DIRECTIONS: Extract from the listing each line in which the word "coordinates" appears.
■ ■ ■ ■
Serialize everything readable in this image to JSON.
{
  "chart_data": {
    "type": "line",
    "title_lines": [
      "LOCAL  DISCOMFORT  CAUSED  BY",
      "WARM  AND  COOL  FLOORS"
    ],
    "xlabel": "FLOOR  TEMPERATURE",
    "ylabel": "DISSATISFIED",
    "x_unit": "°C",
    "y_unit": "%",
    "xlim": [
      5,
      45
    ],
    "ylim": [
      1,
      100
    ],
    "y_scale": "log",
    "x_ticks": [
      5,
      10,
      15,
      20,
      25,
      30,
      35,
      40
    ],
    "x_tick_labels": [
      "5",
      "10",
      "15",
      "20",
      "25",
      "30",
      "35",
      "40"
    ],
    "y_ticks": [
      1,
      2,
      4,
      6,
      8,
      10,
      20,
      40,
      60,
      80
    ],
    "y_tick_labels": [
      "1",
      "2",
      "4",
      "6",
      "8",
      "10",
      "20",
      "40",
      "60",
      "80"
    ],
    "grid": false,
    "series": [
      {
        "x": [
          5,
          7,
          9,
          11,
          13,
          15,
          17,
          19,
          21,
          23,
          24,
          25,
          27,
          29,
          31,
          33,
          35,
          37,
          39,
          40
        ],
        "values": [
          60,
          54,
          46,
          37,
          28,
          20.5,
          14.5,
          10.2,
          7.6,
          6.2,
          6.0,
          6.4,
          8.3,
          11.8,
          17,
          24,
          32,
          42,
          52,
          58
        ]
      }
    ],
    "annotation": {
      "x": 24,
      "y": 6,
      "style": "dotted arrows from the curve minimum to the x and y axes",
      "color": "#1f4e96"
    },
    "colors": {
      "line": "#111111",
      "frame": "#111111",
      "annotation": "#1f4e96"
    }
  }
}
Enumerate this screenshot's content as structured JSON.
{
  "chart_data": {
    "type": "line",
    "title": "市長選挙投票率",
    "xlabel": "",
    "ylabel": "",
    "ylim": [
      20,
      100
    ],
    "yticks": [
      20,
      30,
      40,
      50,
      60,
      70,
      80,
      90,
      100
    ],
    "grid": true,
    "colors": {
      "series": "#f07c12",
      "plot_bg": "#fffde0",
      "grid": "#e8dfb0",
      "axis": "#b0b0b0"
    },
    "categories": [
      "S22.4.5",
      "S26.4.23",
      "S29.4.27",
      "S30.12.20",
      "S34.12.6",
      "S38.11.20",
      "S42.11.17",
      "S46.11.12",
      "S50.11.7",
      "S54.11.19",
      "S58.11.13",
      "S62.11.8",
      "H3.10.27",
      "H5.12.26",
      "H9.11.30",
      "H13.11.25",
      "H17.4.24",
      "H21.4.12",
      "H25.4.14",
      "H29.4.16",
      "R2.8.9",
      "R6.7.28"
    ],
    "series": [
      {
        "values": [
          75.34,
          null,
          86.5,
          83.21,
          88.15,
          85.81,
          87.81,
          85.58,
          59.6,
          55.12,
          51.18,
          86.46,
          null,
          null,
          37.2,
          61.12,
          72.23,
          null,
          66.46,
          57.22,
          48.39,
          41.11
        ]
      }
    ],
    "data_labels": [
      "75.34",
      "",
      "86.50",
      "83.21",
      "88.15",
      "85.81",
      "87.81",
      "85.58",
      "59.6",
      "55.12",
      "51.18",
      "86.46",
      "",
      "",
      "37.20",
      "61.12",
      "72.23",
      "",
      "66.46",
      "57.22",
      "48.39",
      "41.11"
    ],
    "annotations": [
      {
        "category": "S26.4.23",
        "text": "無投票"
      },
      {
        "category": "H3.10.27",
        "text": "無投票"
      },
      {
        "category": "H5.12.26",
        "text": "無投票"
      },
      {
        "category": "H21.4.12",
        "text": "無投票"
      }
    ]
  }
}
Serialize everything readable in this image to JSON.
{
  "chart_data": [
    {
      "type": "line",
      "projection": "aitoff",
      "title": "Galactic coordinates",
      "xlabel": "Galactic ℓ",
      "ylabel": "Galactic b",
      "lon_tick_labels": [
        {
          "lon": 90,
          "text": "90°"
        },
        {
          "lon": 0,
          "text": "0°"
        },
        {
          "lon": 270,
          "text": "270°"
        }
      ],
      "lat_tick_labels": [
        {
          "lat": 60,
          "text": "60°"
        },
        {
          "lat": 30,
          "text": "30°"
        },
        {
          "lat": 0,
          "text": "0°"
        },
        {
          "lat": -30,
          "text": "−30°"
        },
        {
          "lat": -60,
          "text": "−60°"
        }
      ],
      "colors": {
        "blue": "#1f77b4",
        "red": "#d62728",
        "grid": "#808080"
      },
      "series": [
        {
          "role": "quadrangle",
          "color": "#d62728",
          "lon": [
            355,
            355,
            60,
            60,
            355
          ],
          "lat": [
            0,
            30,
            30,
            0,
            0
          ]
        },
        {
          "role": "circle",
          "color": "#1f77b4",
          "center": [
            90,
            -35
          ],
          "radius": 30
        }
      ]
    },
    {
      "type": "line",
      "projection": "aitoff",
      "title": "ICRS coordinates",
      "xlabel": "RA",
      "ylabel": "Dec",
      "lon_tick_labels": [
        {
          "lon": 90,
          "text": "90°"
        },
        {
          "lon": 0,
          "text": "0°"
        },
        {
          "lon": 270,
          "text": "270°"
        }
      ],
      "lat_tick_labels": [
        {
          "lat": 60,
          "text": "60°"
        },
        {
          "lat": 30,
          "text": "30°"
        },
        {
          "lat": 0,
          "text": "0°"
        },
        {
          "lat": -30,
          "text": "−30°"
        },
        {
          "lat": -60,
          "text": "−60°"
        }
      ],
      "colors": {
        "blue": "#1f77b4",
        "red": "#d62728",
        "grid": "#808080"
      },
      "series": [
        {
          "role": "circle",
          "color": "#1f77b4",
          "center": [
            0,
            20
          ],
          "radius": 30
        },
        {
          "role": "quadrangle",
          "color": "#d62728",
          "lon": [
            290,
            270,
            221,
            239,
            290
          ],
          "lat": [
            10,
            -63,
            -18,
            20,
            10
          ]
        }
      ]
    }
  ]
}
■ ■ ■ ■
RESPONSE BELOW:
      "title": "Galactic coordinates",
      "title": "ICRS coordinates",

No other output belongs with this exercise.